** Data excerpts **
━━━━━━━━━━━━━━━━
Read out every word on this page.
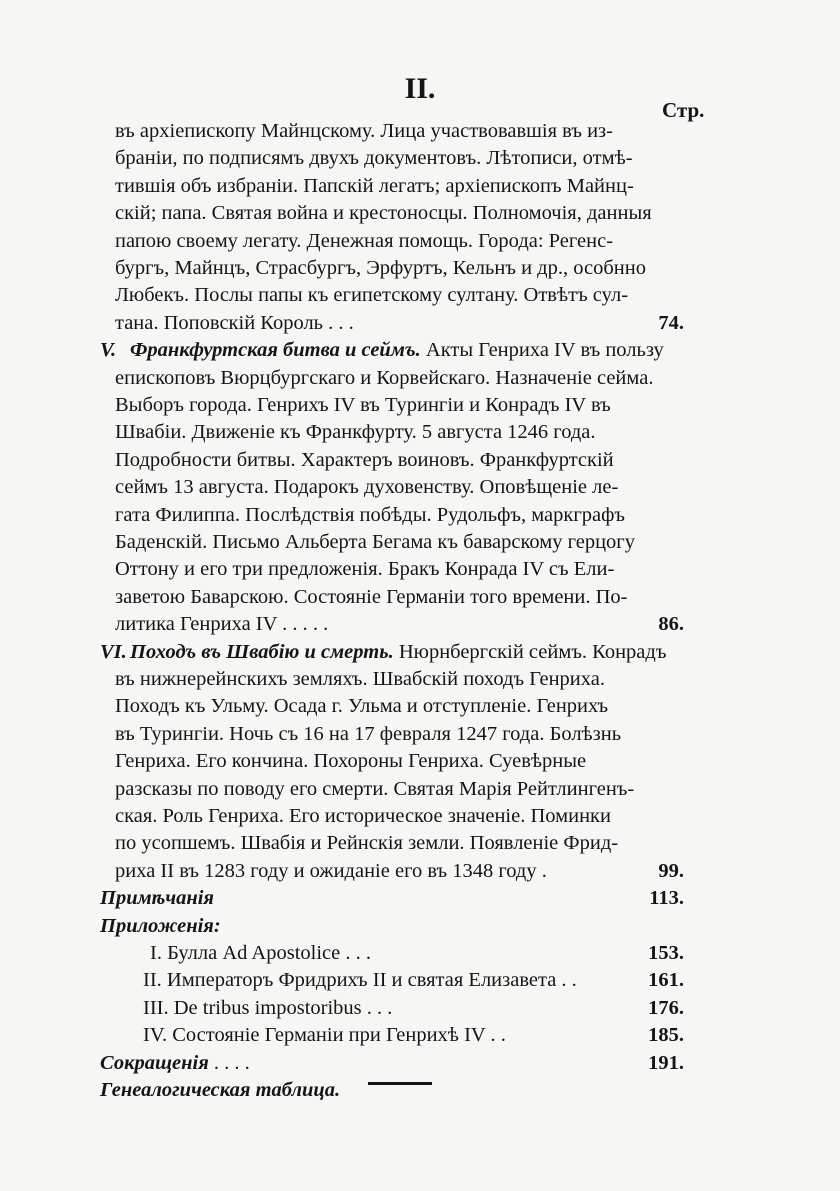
II.
Стр.
въ архіепископу Майнцскому. Лица участвовавшія въ из-
браніи, по подписямъ двухъ документовъ. Лѣтописи, отмѣ-
тившія объ избраніи. Папскій легатъ; архіепископъ Майнц-
скій; папа. Святая война и крестоносцы. Полномочія, данныя
папою своему легату. Денежная помощь. Города: Регенс-
бургъ, Майнцъ, Страсбургъ, Эрфуртъ, Кельнъ и др., особнно
Любекъ. Послы папы къ египетскому султану. Отвѣтъ сул-
тана. Поповскій Король . . .	74.
V. Франкфуртская битва и сеймъ. Акты Генриха IV въ пользу
епископовъ Вюрцбургскаго и Корвейскаго. Назначеніе сейма.
Выборъ города. Генрихъ IV въ Турингіи и Конрадъ IV въ
Швабіи. Движеніе къ Франкфурту. 5 августа 1246 года.
Подробности битвы. Характеръ воиновъ. Франкфуртскій
сеймъ 13 августа. Подарокъ духовенству. Оповѣщеніе ле-
гата Филиппа. Послѣдствія побѣды. Рудольфъ, маркграфъ
Баденскій. Письмо Альберта Бегама къ баварскому герцогу
Оттону и его три предложенія. Бракъ Конрада IV съ Ели-
заветою Баварскою. Состояніе Германіи того времени. По-
литика Генриха IV . . . . .	86.
VI. Походъ въ Швабію и смерть. Нюрнбергскій сеймъ. Конрадъ
въ нижнерейнскихъ земляхъ. Швабскій походъ Генриха.
Походъ къ Ульму. Осада г. Ульма и отступленіе. Генрихъ
въ Турингіи. Ночь съ 16 на 17 февраля 1247 года. Болѣзнь
Генриха. Его кончина. Похороны Генриха. Суевѣрные
разсказы по поводу его смерти. Святая Марія Рейтлингенъ-
ская. Роль Генриха. Его историческое значеніе. Поминки
по усопшемъ. Швабія и Рейнскія земли. Появленіе Фрид-
риха II въ 1283 году и ожиданіе его въ 1348 году .	99.
Примѣчанія	113.
Приложенія:
I. Булла Ad Apostolice . . .	153.
II. Императоръ Фридрихъ II и святая Елизавета . .	161.
III. De tribus impostoribus . . .	176.
IV. Состояніе Германіи при Генрихѣ IV . .	185.
Сокращенія . . . .	191.
Генеалогическая таблица.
━━━━━━━━━━━━━━━━
** Exercise **
Leave the pictures out and reproduce each record exactly as written.

** Final result **
Read out every word on this page.
II.
Стр.
въ архіепископу Майнцскому. Лица участвовавшія въ из-
браніи, по подписямъ двухъ документовъ. Лѣтописи, отмѣ-
тившія объ избраніи. Папскій легатъ; архіепископъ Майнц-
скій; папа. Святая война и крестоносцы. Полномочія, данныя
папою своему легату. Денежная помощь. Города: Регенс-
бургъ, Майнцъ, Страсбургъ, Эрфуртъ, Кельнъ и др., особнно
Любекъ. Послы папы къ египетскому султану. Отвѣтъ сул-
тана. Поповскій Король . . .	74.
V. Франкфуртская битва и сеймъ. Акты Генриха IV въ пользу
епископовъ Вюрцбургскаго и Корвейскаго. Назначеніе сейма.
Выборъ города. Генрихъ IV въ Турингіи и Конрадъ IV въ
Швабіи. Движеніе къ Франкфурту. 5 августа 1246 года.
Подробности битвы. Характеръ воиновъ. Франкфуртскій
сеймъ 13 августа. Подарокъ духовенству. Оповѣщеніе ле-
гата Филиппа. Послѣдствія побѣды. Рудольфъ, маркграфъ
Баденскій. Письмо Альберта Бегама къ баварскому герцогу
Оттону и его три предложенія. Бракъ Конрада IV съ Ели-
заветою Баварскою. Состояніе Германіи того времени. По-
литика Генриха IV . . . . .	86.
VI. Походъ въ Швабію и смерть. Нюрнбергскій сеймъ. Конрадъ
въ нижнерейнскихъ земляхъ. Швабскій походъ Генриха.
Походъ къ Ульму. Осада г. Ульма и отступленіе. Генрихъ
въ Турингіи. Ночь съ 16 на 17 февраля 1247 года. Болѣзнь
Генриха. Его кончина. Похороны Генриха. Суевѣрные
разсказы по поводу его смерти. Святая Марія Рейтлингенъ-
ская. Роль Генриха. Его историческое значеніе. Поминки
по усопшемъ. Швабія и Рейнскія земли. Появленіе Фрид-
риха II въ 1283 году и ожиданіе его въ 1348 году .	99.
Примѣчанія	113.
Приложенія:
I. Булла Ad Apostolice . . .	153.
II. Императоръ Фридрихъ II и святая Елизавета . .	161.
III. De tribus impostoribus . . .	176.
IV. Состояніе Германіи при Генрихѣ IV . .	185.
Сокращенія . . . .	191.
Генеалогическая таблица.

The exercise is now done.